(Stored data)
● ● ● ● ● ● ●
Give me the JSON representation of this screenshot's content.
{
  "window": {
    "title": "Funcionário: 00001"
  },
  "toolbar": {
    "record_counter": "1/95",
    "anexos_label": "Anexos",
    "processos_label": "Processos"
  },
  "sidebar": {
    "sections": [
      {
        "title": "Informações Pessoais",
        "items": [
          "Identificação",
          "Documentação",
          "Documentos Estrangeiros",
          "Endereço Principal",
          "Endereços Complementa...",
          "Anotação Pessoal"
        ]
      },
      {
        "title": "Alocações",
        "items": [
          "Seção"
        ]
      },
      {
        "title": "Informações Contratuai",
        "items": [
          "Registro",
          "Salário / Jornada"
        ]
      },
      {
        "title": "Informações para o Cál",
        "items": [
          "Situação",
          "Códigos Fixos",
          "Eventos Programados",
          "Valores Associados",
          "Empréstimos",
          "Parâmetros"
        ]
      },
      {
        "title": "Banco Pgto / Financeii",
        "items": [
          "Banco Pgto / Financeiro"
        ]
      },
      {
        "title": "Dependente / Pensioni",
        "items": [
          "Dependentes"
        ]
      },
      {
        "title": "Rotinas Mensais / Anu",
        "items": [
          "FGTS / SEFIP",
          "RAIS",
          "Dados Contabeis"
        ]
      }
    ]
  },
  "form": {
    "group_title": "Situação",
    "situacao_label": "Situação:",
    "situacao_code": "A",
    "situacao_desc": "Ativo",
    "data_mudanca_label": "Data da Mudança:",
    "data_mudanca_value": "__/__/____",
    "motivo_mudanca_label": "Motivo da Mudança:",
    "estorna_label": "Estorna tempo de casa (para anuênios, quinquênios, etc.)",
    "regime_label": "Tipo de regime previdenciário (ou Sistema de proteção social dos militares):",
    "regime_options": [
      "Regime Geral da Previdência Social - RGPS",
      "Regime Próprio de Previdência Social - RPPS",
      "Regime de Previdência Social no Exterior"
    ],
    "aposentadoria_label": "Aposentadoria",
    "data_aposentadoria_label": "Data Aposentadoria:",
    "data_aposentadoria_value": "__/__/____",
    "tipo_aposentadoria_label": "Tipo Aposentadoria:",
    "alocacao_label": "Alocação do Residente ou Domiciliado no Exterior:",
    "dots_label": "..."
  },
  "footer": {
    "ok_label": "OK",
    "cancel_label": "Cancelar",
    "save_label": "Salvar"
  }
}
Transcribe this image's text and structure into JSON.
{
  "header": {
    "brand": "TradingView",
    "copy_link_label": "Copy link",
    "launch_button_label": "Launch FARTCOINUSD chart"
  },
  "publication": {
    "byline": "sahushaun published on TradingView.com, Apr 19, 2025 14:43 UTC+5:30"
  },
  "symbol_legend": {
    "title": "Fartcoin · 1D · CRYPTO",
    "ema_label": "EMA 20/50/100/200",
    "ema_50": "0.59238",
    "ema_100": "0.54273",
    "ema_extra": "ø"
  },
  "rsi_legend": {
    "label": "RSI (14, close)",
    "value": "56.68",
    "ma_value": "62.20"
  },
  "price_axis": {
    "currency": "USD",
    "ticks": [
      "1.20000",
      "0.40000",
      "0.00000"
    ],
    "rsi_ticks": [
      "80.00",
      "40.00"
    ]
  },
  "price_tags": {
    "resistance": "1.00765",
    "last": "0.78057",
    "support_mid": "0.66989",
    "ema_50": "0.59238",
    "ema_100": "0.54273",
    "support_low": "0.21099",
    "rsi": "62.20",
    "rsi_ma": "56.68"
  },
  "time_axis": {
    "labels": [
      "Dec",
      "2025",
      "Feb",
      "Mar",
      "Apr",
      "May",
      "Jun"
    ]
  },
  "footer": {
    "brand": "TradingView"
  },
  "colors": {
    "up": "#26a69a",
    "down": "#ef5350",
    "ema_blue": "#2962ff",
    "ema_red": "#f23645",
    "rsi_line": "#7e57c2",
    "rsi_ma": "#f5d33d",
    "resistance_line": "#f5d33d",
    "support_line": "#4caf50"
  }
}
● ● ● ● ● ● ●
**GIVEN REQUEST:** Copy every line of the data that holds the string "Situação".

**SOLUTION FOR THIS EXERCISE:**
          "Situação",
    "group_title": "Situação",
    "situacao_label": "Situação:",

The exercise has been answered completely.